**ANGEZEIGTER TEXT**
-- -- --
Für eine Sache hat Galina Nesterenko wenig Verständnis. Wenn zu Hause Krieg herrscht, wenn Bomben auf das eigene Haus fallen können, Nachbarn verschwinden, Bekannte an der Front kämpfen und alle paar Minuten das Handy klingelt, weil jemand sagen will, dass es ihm gut geht – dann, in diesen Momenten, eine halbe Stunde für Pressefotos posieren zu müssen, empfindet sie als Zeitverschwendung. „Die Welt hat sich verändert“, sagt Nesterenko. „In der Ukraine herrscht im Donbass seit acht Jahren Krieg. Und ich, die ich in Kiew lebe, habe nicht verstanden, dass dies auch mein Krieg war, dass dieselben russischen Truppen auch Kiew angreifen könnten.“ Deutschland, glaubt sie, erliege gerade einem ähnlichen Irrtum.
-- -- --
**ANGEZEIGTE DATEN**
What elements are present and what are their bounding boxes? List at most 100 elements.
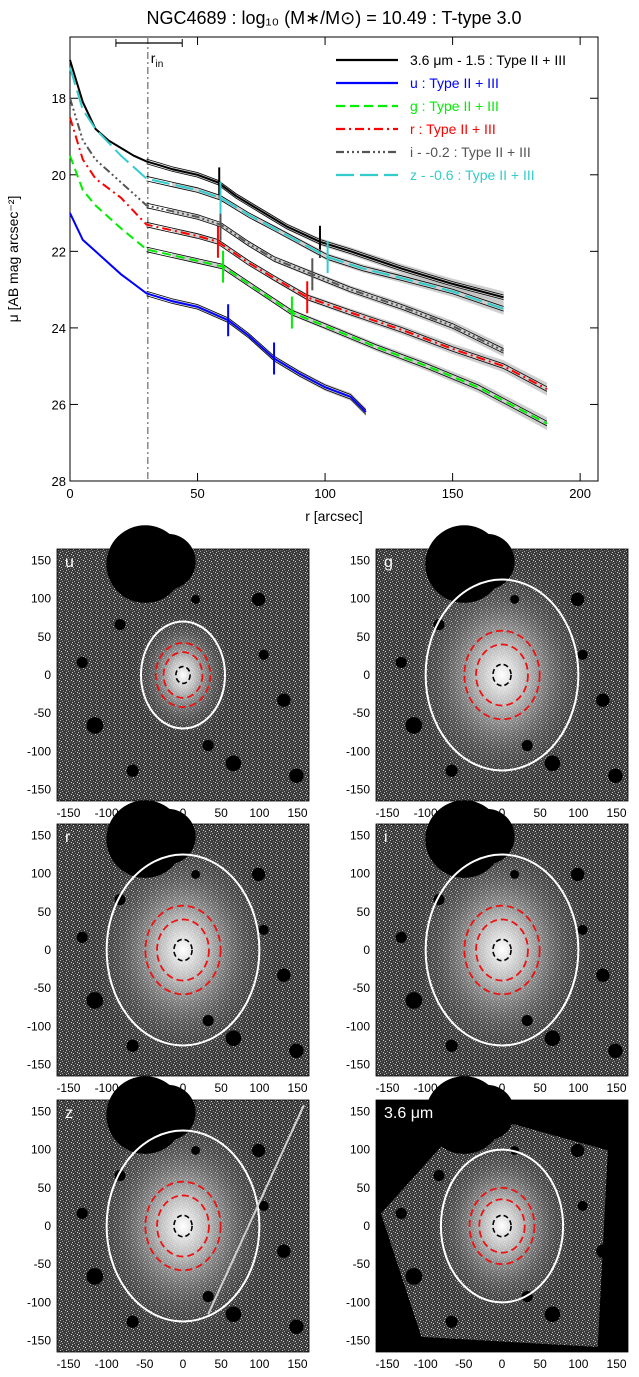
-- -- --
**GESTELLTE AUFGABE 1**
Geben Sie aus dem Text über Galina Nesterenko den Abschnitt zwischen „Für eine Sache“ und „einem ähnlichen Irrtum.“, beide eingeschlossen, wortgetreu wieder.
**GESTELLTE AUFGABE 2**
Seit wie vielen Jahren herrscht laut dem Text über Galina Nesterenko im Donbass Krieg?
**GESTELLTE AUFGABE 3**
Setzen Sie den Text über Galina Nesterenko im Anschluss an seinen letzten Satz fort.
Die Zeilen oben werden hier nicht gebraucht.

**SCHRIFTLICHE ANTWORT 1**
Für eine Sache hat Galina Nesterenko wenig Verständnis. Wenn zu Hause Krieg herrscht, wenn Bomben auf das eigene Haus fallen können, Nachbarn verschwinden, Bekannte an der Front kämpfen und alle paar Minuten das Handy klingelt, weil jemand sagen will, dass es ihm gut geht – dann, in diesen Momenten, eine halbe Stunde für Pressefotos posieren zu müssen, empfindet sie als Zeitverschwendung. „Die Welt hat sich verändert“, sagt Nesterenko. „In der Ukraine herrscht im Donbass seit acht Jahren Krieg. Und ich, die ich in Kiew lebe, habe nicht verstanden, dass dies auch mein Krieg war, dass dieselben russischen Truppen auch Kiew angreifen könnten.“ Deutschland, glaubt sie, erliege gerade einem ähnlichen Irrtum.

**SCHRIFTLICHE ANTWORT 2**
Seit acht Jahren.

**SCHRIFTLICHE ANTWORT 3**
Nesterenko ist seit elf Tagen in Wiesbaden. Wut und Dankbarkeit liegen für die 44 Jahre alte Professorin aus der Ukraine derzeit nah beieinander. Wut darüber, was in ihrem Land passiert und dass die Deutschen aus ihrer Sicht einfach weitermachen wie bisher. Dankbarkeit dafür, in Sicherheit zu sein. „Zum Glück bin ich hier“, sagt sie. Eigentlich arbeitet Nesterenko als Professorin für Informations- und Innovationsmanagement an der Universität Kiew. Nun ist sie Stipendiatin eines Programms der Business School der Hochschule Rhein-Main, das geflüchtete ukrainische Wissenschaftler ein halbes Jahr lang fördert. Laut Rainer Wedde, der im Fachbereich für die Koordination verantwortlich ist, haben sich Anfang März innerhalb von einer Woche 15 Ukrainer beworben. Nesterenko floh mit ihrer Tochter und bekam eines von insgesamt vier Stipendien.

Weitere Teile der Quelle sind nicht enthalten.